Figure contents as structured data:
>> BEGIN

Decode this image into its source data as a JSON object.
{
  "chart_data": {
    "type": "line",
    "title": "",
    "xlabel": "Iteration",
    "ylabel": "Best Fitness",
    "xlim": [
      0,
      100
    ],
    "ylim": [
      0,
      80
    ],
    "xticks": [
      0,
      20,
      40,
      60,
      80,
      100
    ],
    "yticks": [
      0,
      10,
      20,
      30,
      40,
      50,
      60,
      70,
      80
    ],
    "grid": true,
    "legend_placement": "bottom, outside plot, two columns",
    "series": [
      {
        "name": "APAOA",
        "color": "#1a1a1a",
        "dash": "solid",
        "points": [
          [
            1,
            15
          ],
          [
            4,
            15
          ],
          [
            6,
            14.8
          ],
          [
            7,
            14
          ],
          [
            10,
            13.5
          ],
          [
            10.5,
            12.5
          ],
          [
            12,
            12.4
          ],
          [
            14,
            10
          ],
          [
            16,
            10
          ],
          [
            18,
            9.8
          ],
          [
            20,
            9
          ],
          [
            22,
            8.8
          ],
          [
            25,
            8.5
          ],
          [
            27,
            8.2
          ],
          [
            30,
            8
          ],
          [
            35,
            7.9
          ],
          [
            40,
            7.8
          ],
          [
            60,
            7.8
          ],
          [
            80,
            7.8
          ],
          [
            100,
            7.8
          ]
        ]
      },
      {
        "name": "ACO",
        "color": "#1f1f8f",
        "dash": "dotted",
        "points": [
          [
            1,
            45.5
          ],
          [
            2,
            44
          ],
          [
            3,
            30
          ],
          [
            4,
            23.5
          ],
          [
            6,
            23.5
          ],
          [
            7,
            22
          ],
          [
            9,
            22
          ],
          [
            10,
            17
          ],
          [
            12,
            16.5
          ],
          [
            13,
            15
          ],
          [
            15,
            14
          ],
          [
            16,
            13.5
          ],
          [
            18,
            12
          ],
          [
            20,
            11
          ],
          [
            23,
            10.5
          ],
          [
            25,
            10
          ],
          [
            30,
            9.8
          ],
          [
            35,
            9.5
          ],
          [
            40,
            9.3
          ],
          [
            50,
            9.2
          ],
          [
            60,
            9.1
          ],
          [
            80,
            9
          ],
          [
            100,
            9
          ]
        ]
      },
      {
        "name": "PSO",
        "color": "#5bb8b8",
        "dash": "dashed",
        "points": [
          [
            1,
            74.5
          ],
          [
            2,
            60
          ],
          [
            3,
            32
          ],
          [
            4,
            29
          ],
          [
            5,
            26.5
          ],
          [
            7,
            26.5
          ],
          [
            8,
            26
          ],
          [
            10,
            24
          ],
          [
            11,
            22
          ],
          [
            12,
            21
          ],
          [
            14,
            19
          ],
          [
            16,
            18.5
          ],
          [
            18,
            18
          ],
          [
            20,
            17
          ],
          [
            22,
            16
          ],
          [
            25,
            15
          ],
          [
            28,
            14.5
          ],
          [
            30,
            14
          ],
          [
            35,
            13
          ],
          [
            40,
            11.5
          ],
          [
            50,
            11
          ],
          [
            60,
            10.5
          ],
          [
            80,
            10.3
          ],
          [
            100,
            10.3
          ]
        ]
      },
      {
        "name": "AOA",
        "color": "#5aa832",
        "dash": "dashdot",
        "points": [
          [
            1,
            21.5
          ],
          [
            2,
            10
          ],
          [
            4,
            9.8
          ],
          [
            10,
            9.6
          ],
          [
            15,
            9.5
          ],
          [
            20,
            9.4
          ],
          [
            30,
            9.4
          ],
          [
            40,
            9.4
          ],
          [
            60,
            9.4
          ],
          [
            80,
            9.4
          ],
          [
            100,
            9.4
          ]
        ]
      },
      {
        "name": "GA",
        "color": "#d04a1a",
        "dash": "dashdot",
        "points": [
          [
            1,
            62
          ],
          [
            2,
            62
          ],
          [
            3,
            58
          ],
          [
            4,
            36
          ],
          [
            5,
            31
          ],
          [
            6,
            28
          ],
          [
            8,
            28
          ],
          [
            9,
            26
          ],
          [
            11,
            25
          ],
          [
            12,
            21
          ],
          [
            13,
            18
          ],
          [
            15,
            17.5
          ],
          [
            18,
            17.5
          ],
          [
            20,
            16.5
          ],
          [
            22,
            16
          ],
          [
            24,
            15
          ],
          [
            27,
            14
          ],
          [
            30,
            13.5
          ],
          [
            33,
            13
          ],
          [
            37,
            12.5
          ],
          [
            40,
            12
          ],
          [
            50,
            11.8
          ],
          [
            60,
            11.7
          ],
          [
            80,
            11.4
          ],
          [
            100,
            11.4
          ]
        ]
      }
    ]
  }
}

>> END

• WRITTEN TASK
Write out the entries above word for word.

• WRITTEN SOLUTION
Decode this image into its source data as a JSON object.
{
  "chart_data": {
    "type": "line",
    "title": "",
    "xlabel": "Iteration",
    "ylabel": "Best Fitness",
    "xlim": [
      0,
      100
    ],
    "ylim": [
      0,
      80
    ],
    "xticks": [
      0,
      20,
      40,
      60,
      80,
      100
    ],
    "yticks": [
      0,
      10,
      20,
      30,
      40,
      50,
      60,
      70,
      80
    ],
    "grid": true,
    "legend_placement": "bottom, outside plot, two columns",
    "series": [
      {
        "name": "APAOA",
        "color": "#1a1a1a",
        "dash": "solid",
        "points": [
          [
            1,
            15
          ],
          [
            4,
            15
          ],
          [
            6,
            14.8
          ],
          [
            7,
            14
          ],
          [
            10,
            13.5
          ],
          [
            10.5,
            12.5
          ],
          [
            12,
            12.4
          ],
          [
            14,
            10
          ],
          [
            16,
            10
          ],
          [
            18,
            9.8
          ],
          [
            20,
            9
          ],
          [
            22,
            8.8
          ],
          [
            25,
            8.5
          ],
          [
            27,
            8.2
          ],
          [
            30,
            8
          ],
          [
            35,
            7.9
          ],
          [
            40,
            7.8
          ],
          [
            60,
            7.8
          ],
          [
            80,
            7.8
          ],
          [
            100,
            7.8
          ]
        ]
      },
      {
        "name": "ACO",
        "color": "#1f1f8f",
        "dash": "dotted",
        "points": [
          [
            1,
            45.5
          ],
          [
            2,
            44
          ],
          [
            3,
            30
          ],
          [
            4,
            23.5
          ],
          [
            6,
            23.5
          ],
          [
            7,
            22
          ],
          [
            9,
            22
          ],
          [
            10,
            17
          ],
          [
            12,
            16.5
          ],
          [
            13,
            15
          ],
          [
            15,
            14
          ],
          [
            16,
            13.5
          ],
          [
            18,
            12
          ],
          [
            20,
            11
          ],
          [
            23,
            10.5
          ],
          [
            25,
            10
          ],
          [
            30,
            9.8
          ],
          [
            35,
            9.5
          ],
          [
            40,
            9.3
          ],
          [
            50,
            9.2
          ],
          [
            60,
            9.1
          ],
          [
            80,
            9
          ],
          [
            100,
            9
          ]
        ]
      },
      {
        "name": "PSO",
        "color": "#5bb8b8",
        "dash": "dashed",
        "points": [
          [
            1,
            74.5
          ],
          [
            2,
            60
          ],
          [
            3,
            32
          ],
          [
            4,
            29
          ],
          [
            5,
            26.5
          ],
          [
            7,
            26.5
          ],
          [
            8,
            26
          ],
          [
            10,
            24
          ],
          [
            11,
            22
          ],
          [
            12,
            21
          ],
          [
            14,
            19
          ],
          [
            16,
            18.5
          ],
          [
            18,
            18
          ],
          [
            20,
            17
          ],
          [
            22,
            16
          ],
          [
            25,
            15
          ],
          [
            28,
            14.5
          ],
          [
            30,
            14
          ],
          [
            35,
            13
          ],
          [
            40,
            11.5
          ],
          [
            50,
            11
          ],
          [
            60,
            10.5
          ],
          [
            80,
            10.3
          ],
          [
            100,
            10.3
          ]
        ]
      },
      {
        "name": "AOA",
        "color": "#5aa832",
        "dash": "dashdot",
        "points": [
          [
            1,
            21.5
          ],
          [
            2,
            10
          ],
          [
            4,
            9.8
          ],
          [
            10,
            9.6
          ],
          [
            15,
            9.5
          ],
          [
            20,
            9.4
          ],
          [
            30,
            9.4
          ],
          [
            40,
            9.4
          ],
          [
            60,
            9.4
          ],
          [
            80,
            9.4
          ],
          [
            100,
            9.4
          ]
        ]
      },
      {
        "name": "GA",
        "color": "#d04a1a",
        "dash": "dashdot",
        "points": [
          [
            1,
            62
          ],
          [
            2,
            62
          ],
          [
            3,
            58
          ],
          [
            4,
            36
          ],
          [
            5,
            31
          ],
          [
            6,
            28
          ],
          [
            8,
            28
          ],
          [
            9,
            26
          ],
          [
            11,
            25
          ],
          [
            12,
            21
          ],
          [
            13,
            18
          ],
          [
            15,
            17.5
          ],
          [
            18,
            17.5
          ],
          [
            20,
            16.5
          ],
          [
            22,
            16
          ],
          [
            24,
            15
          ],
          [
            27,
            14
          ],
          [
            30,
            13.5
          ],
          [
            33,
            13
          ],
          [
            37,
            12.5
          ],
          [
            40,
            12
          ],
          [
            50,
            11.8
          ],
          [
            60,
            11.7
          ],
          [
            80,
            11.4
          ],
          [
            100,
            11.4
          ]
        ]
      }
    ]
  }
}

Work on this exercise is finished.